WHAT THE TASK ASKS | Rewrite every line of all the items below as a JSON list of strings, one string per line, skipping blank lines and leaving the pictures out.

[Boxed element entries]
((

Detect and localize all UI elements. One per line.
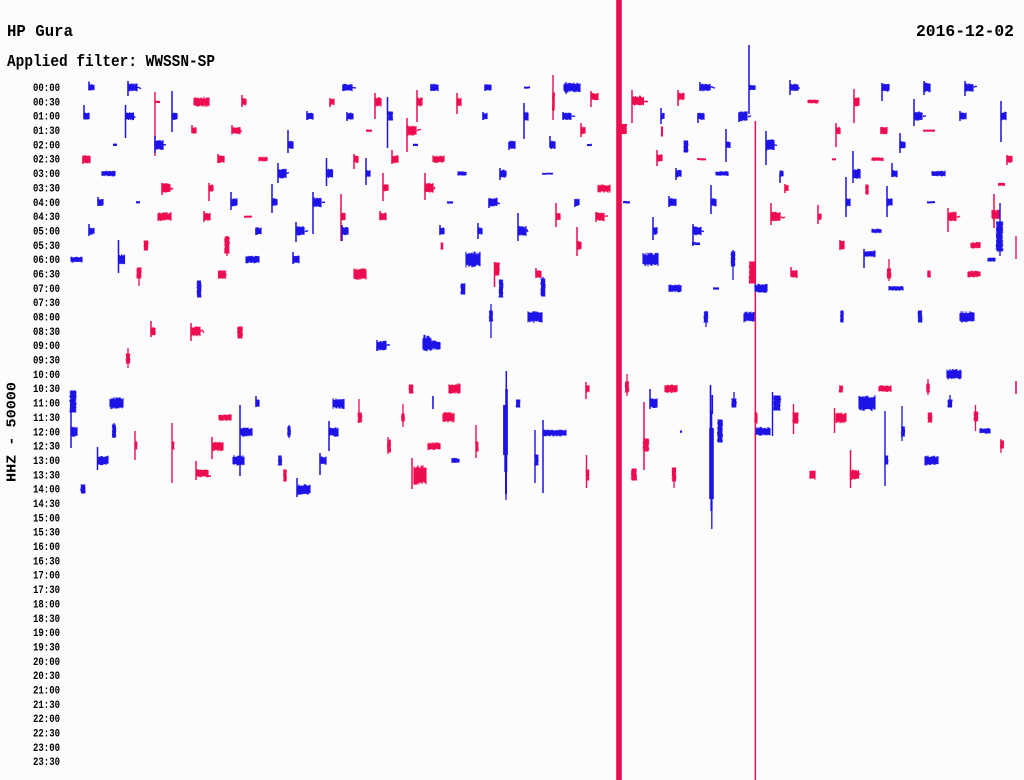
svg-text:19:00: 19:00 bbox=[33, 628, 60, 640]
svg-text:17:00: 17:00 bbox=[33, 571, 60, 583]
svg-text:05:00: 05:00 bbox=[33, 227, 60, 239]
svg-text:01:00: 01:00 bbox=[33, 112, 60, 124]
svg-text:21:30: 21:30 bbox=[33, 700, 60, 712]
svg-text:12:00: 12:00 bbox=[33, 427, 60, 439]
svg-text:08:00: 08:00 bbox=[33, 313, 60, 325]
svg-text:20:30: 20:30 bbox=[33, 671, 60, 683]
svg-text:13:00: 13:00 bbox=[33, 456, 60, 468]
svg-text:10:30: 10:30 bbox=[33, 384, 60, 396]
svg-text:03:30: 03:30 bbox=[33, 183, 60, 195]
svg-text:23:00: 23:00 bbox=[33, 743, 60, 755]
svg-text:21:00: 21:00 bbox=[33, 686, 60, 698]
svg-text:10:00: 10:00 bbox=[33, 370, 60, 382]
svg-text:16:00: 16:00 bbox=[33, 542, 60, 554]
svg-text:19:30: 19:30 bbox=[33, 643, 60, 655]
svg-text:HHZ - 50000: HHZ - 50000 bbox=[6, 382, 21, 482]
svg-text:07:30: 07:30 bbox=[33, 298, 60, 310]
svg-text:06:30: 06:30 bbox=[33, 270, 60, 282]
svg-text:12:30: 12:30 bbox=[33, 442, 60, 454]
svg-text:14:00: 14:00 bbox=[33, 485, 60, 497]
svg-text:HP Gura: HP Gura bbox=[7, 22, 73, 41]
svg-text:09:30: 09:30 bbox=[33, 356, 60, 368]
svg-text:05:30: 05:30 bbox=[33, 241, 60, 253]
svg-text:16:30: 16:30 bbox=[33, 556, 60, 568]
svg-text:11:00: 11:00 bbox=[33, 399, 60, 411]
svg-text:00:30: 00:30 bbox=[33, 97, 60, 109]
svg-text:00:00: 00:00 bbox=[33, 83, 60, 95]
svg-text:18:30: 18:30 bbox=[33, 614, 60, 626]
svg-text:09:00: 09:00 bbox=[33, 341, 60, 353]
svg-text:17:30: 17:30 bbox=[33, 585, 60, 597]
svg-text:13:30: 13:30 bbox=[33, 470, 60, 482]
svg-text:15:00: 15:00 bbox=[33, 513, 60, 525]
svg-text:18:00: 18:00 bbox=[33, 599, 60, 611]
svg-text:07:00: 07:00 bbox=[33, 284, 60, 296]
svg-text:22:30: 22:30 bbox=[33, 729, 60, 741]
svg-text:04:00: 04:00 bbox=[33, 198, 60, 210]
svg-text:03:00: 03:00 bbox=[33, 169, 60, 181]
svg-text:01:30: 01:30 bbox=[33, 126, 60, 138]
svg-text:04:30: 04:30 bbox=[33, 212, 60, 224]
svg-text:06:00: 06:00 bbox=[33, 255, 60, 267]
svg-text:2016-12-02: 2016-12-02 bbox=[916, 22, 1014, 41]
svg-text:15:30: 15:30 bbox=[33, 528, 60, 540]
svg-text:02:00: 02:00 bbox=[33, 140, 60, 152]
svg-text:22:00: 22:00 bbox=[33, 714, 60, 726]
svg-text:02:30: 02:30 bbox=[33, 155, 60, 167]
svg-text:08:30: 08:30 bbox=[33, 327, 60, 339]
svg-text:Applied filter: WWSSN-SP: Applied filter: WWSSN-SP bbox=[7, 52, 215, 71]
svg-text:14:30: 14:30 bbox=[33, 499, 60, 511]
svg-text:11:30: 11:30 bbox=[33, 413, 60, 425]
svg-text:20:00: 20:00 bbox=[33, 657, 60, 669]
svg-text:23:30: 23:30 bbox=[33, 757, 60, 769]
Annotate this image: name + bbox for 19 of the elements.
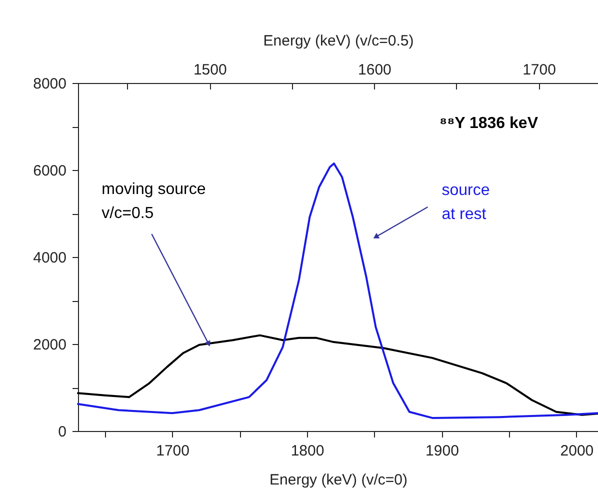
annotation: ⁸⁸Y 1836 keV xyxy=(440,115,538,132)
y-tick-label: 8000 xyxy=(33,76,66,92)
x2-axis-title: Energy (keV) (v/c=0.5) xyxy=(263,32,414,50)
x-tick-label: 2000 xyxy=(560,442,594,460)
line-series xyxy=(77,162,598,419)
x-axis-title: Energy (keV) (v/c=0) xyxy=(270,472,408,488)
x-tick-label: 1800 xyxy=(290,442,324,460)
x-tick-label: 1700 xyxy=(156,442,190,460)
annotation: source at rest xyxy=(442,182,490,223)
y-tick-label: 0 xyxy=(58,424,66,440)
x2-tick-label: 1500 xyxy=(193,62,227,78)
y-tick-label: 2000 xyxy=(33,336,66,354)
x-tick-label: 1900 xyxy=(426,442,459,460)
x2-tick-label: 1600 xyxy=(358,62,392,78)
y-tick-label: 6000 xyxy=(33,162,66,180)
y-tick-label: 4000 xyxy=(33,250,66,266)
line-series xyxy=(77,334,598,416)
x2-tick-label: 1700 xyxy=(522,62,556,78)
annotation: moving source v/c=0.5 xyxy=(102,181,206,222)
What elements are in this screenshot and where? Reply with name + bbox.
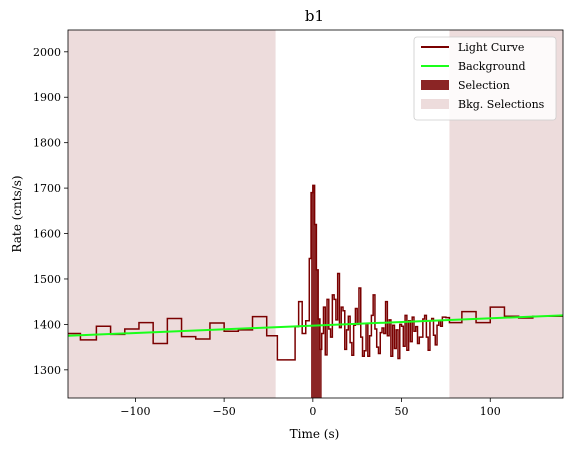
y-tick-label: 1600 xyxy=(33,228,61,241)
legend-label: Selection xyxy=(458,79,510,92)
x-axis-label: Time (s) xyxy=(290,427,340,441)
x-tick-label: 100 xyxy=(480,405,501,418)
background-fit-line xyxy=(68,314,563,337)
legend-frame xyxy=(413,36,557,121)
y-tick-label: 1800 xyxy=(33,137,61,150)
legend-label: Background xyxy=(458,60,526,73)
bkg-selection-fill-0 xyxy=(68,316,276,398)
y-tick-label: 1900 xyxy=(33,91,61,104)
legend: Light Curve Background Selection Bkg. Selec… xyxy=(413,36,557,121)
legend-label: Light Curve xyxy=(458,41,524,54)
legend-label: Bkg. Selections xyxy=(458,98,545,111)
y-tick-label: 1700 xyxy=(33,182,61,195)
y-axis-ticks: 1300 1400 1500 1600 1700 1800 1900 2000 xyxy=(33,46,68,377)
legend-swatch-patch xyxy=(421,99,449,109)
x-tick-label: −50 xyxy=(213,405,236,418)
y-tick-label: 1400 xyxy=(33,318,61,331)
x-axis-ticks: −100 −50 0 50 100 xyxy=(120,398,501,418)
selection-layer xyxy=(311,185,322,398)
y-tick-label: 2000 xyxy=(33,46,61,59)
x-tick-label: 0 xyxy=(309,405,316,418)
legend-entries: Light Curve Background Selection Bkg. Selec… xyxy=(421,41,545,111)
x-tick-label: 50 xyxy=(395,405,409,418)
selection-fill xyxy=(311,185,322,398)
legend-swatch-patch xyxy=(421,80,449,90)
bkg-selection-fill-1 xyxy=(449,307,563,398)
y-axis-label: Rate (cnts/s) xyxy=(10,175,24,252)
axes-frame xyxy=(67,29,564,399)
chart-title: b1 xyxy=(305,7,324,25)
x-tick-label: −100 xyxy=(120,405,150,418)
plot-area xyxy=(68,30,563,398)
y-tick-label: 1300 xyxy=(33,364,61,377)
y-tick-label: 1500 xyxy=(33,273,61,286)
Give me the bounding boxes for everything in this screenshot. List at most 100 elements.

))

CORRECT ANSWER |
[
  "Detect and localize all UI elements. One per line.",
  "svg-text:19:00: 19:00 bbox=[33, 628, 60, 640]",
  "svg-text:17:00: 17:00 bbox=[33, 571, 60, 583]",
  "svg-text:05:00: 05:00 bbox=[33, 227, 60, 239]",
  "svg-text:01:00: 01:00 bbox=[33, 112, 60, 124]",
  "svg-text:21:30: 21:30 bbox=[33, 700, 60, 712]",
  "svg-text:12:00: 12:00 bbox=[33, 427, 60, 439]",
  "svg-text:08:00: 08:00 bbox=[33, 313, 60, 325]",
  "svg-text:20:30: 20:30 bbox=[33, 671, 60, 683]",
  "svg-text:13:00: 13:00 bbox=[33, 456, 60, 468]",
  "svg-text:10:30: 10:30 bbox=[33, 384, 60, 396]",
  "svg-text:03:30: 03:30 bbox=[33, 183, 60, 195]",
  "svg-text:23:00: 23:00 bbox=[33, 743, 60, 755]",
  "svg-text:21:00: 21:00 bbox=[33, 686, 60, 698]",
  "svg-text:10:00: 10:00 bbox=[33, 370, 60, 382]",
  "svg-text:16:00: 16:00 bbox=[33, 542, 60, 554]",
  "svg-text:19:30: 19:30 bbox=[33, 643, 60, 655]",
  "svg-text:HHZ - 50000: HHZ - 50000 bbox=[6, 382, 21, 482]",
  "svg-text:07:30: 07:30 bbox=[33, 298, 60, 310]",
  "svg-text:06:30: 06:30 bbox=[33, 270, 60, 282]",
  "svg-text:12:30: 12:30 bbox=[33, 442, 60, 454]",
  "svg-text:14:00: 14:00 bbox=[33, 485, 60, 497]",
  "svg-text:HP Gura: HP Gura bbox=[7, 22, 73, 41]",
  "svg-text:09:30: 09:30 bbox=[33, 356, 60, 368]",
  "svg-text:05:30: 05:30 bbox=[33, 241, 60, 253]",
  "svg-text:16:30: 16:30 bbox=[33, 556, 60, 568]",
  "svg-text:11:00: 11:00 bbox=[33, 399, 60, 411]",
  "svg-text:00:30: 00:30 bbox=[33, 97, 60, 109]",
  "svg-text:00:00: 00:00 bbox=[33, 83, 60, 95]",
  "svg-text:18:30: 18:30 bbox=[33, 614, 60, 626]",
  "svg-text:09:00: 09:00 bbox=[33, 341, 60, 353]",
  "svg-text:17:30: 17:30 bbox=[33, 585, 60, 597]",
  "svg-text:13:30: 13:30 bbox=[33, 470, 60, 482]",
  "svg-text:15:00: 15:00 bbox=[33, 513, 60, 525]",
  "svg-text:18:00: 18:00 bbox=[33, 599, 60, 611]",
  "svg-text:07:00: 07:00 bbox=[33, 284, 60, 296]",
  "svg-text:22:30: 22:30 bbox=[33, 729, 60, 741]",
  "svg-text:04:00: 04:00 bbox=[33, 198, 60, 210]",
  "svg-text:03:00: 03:00 bbox=[33, 169, 60, 181]",
  "svg-text:01:30: 01:30 bbox=[33, 126, 60, 138]",
  "svg-text:04:30: 04:30 bbox=[33, 212, 60, 224]",
  "svg-text:06:00: 06:00 bbox=[33, 255, 60, 267]",
  "svg-text:2016-12-02: 2016-12-02 bbox=[916, 22, 1014, 41]",
  "svg-text:15:30: 15:30 bbox=[33, 528, 60, 540]",
  "svg-text:02:00: 02:00 bbox=[33, 140, 60, 152]",
  "svg-text:22:00: 22:00 bbox=[33, 714, 60, 726]",
  "svg-text:02:30: 02:30 bbox=[33, 155, 60, 167]",
  "svg-text:08:30: 08:30 bbox=[33, 327, 60, 339]",
  "svg-text:Applied filter: WWSSN-SP: Applied filter: WWSSN-SP bbox=[7, 52, 215, 71]",
  "svg-text:14:30: 14:30 bbox=[33, 499, 60, 511]",
  "svg-text:11:30: 11:30 bbox=[33, 413, 60, 425]",
  "svg-text:20:00: 20:00 bbox=[33, 657, 60, 669]",
  "svg-text:23:30: 23:30 bbox=[33, 757, 60, 769]",
  "Annotate this image: name + bbox for 19 of the elements.",
  "annotation: ⁸⁸Y 1836 keV xyxy=(440,115,538,132)",
  "y-tick-label: 8000 xyxy=(33,76,66,92)",
  "x2-axis-title: Energy (keV) (v/c=0.5) xyxy=(263,32,414,50)",
  "x-tick-label: 2000 xyxy=(560,442,594,460)",
  "line-series xyxy=(77,162,598,419)",
  "x-axis-title: Energy (keV) (v/c=0) xyxy=(270,472,408,488)",
  "x-tick-label: 1800 xyxy=(290,442,324,460)",
  "x-tick-label: 1700 xyxy=(156,442,190,460)",
  "annotation: source at rest xyxy=(442,182,490,223)",
  "y-tick-label: 0 xyxy=(58,424,66,440)",
  "x2-tick-label: 1500 xyxy=(193,62,227,78)",
  "y-tick-label: 2000 xyxy=(33,336,66,354)",
  "x-tick-label: 1900 xyxy=(426,442,459,460)",
  "x2-tick-label: 1600 xyxy=(358,62,392,78)",
  "y-tick-label: 6000 xyxy=(33,162,66,180)",
  "y-tick-label: 4000 xyxy=(33,250,66,266)",
  "line-series xyxy=(77,334,598,416)",
  "x2-tick-label: 1700 xyxy=(522,62,556,78)",
  "annotation: moving source v/c=0.5 xyxy=(102,181,206,222)",
  "What elements are in this screenshot and where? Reply with name + bbox.",
  "y-tick-label: 1600 xyxy=(33,228,61,241)",
  "legend-label: Selection xyxy=(458,79,510,92)",
  "x-axis-label: Time (s) xyxy=(290,427,340,441)",
  "x-tick-label: 100 xyxy=(480,405,501,418)",
  "background-fit-line xyxy=(68,314,563,337)",
  "legend-frame xyxy=(413,36,557,121)",
  "y-tick-label: 1800 xyxy=(33,137,61,150)",
  "legend-label: Background xyxy=(458,60,526,73)",
  "bkg-selection-fill-0 xyxy=(68,316,276,398)",
  "y-tick-label: 1900 xyxy=(33,91,61,104)",
  "legend: Light Curve Background Selection Bkg. Selec… xyxy=(413,36,557,121)",
  "legend-label: Light Curve xyxy=(458,41,524,54)",
  "legend-label: Bkg. Selections xyxy=(458,98,545,111)",
  "y-tick-label: 1700 xyxy=(33,182,61,195)",
  "y-axis-ticks: 1300 1400 1500 1600 1700 1800 1900 2000 xyxy=(33,46,68,377)",
  "legend-swatch-patch xyxy=(421,99,449,109)",
  "x-tick-label: −50 xyxy=(213,405,236,418)",
  "y-tick-label: 1400 xyxy=(33,318,61,331)",
  "x-axis-ticks: −100 −50 0 50 100 xyxy=(120,398,501,418)",
  "selection-layer xyxy=(311,185,322,398)",
  "y-tick-label: 2000 xyxy=(33,46,61,59)",
  "x-tick-label: 0 xyxy=(309,405,316,418)",
  "legend-entries: Light Curve Background Selection Bkg. Selec… xyxy=(421,41,545,111)",
  "x-tick-label: 50 xyxy=(395,405,409,418)",
  "selection-fill xyxy=(311,185,322,398)",
  "legend-swatch-patch xyxy=(421,80,449,90)",
  "bkg-selection-fill-1 xyxy=(449,307,563,398)",
  "y-axis-label: Rate (cnts/s) xyxy=(10,175,24,252)",
  "axes-frame xyxy=(67,29,564,399)",
  "chart-title: b1 xyxy=(305,7,324,25)",
  "x-tick-label: −100 xyxy=(120,405,150,418)",
  "plot-area xyxy=(68,30,563,398)",
  "y-tick-label: 1300 xyxy=(33,364,61,377)",
  "y-tick-label: 1500 xyxy=(33,273,61,286)",
  "Give me the bounding boxes for everything in this screenshot. List at most 100 elements."
]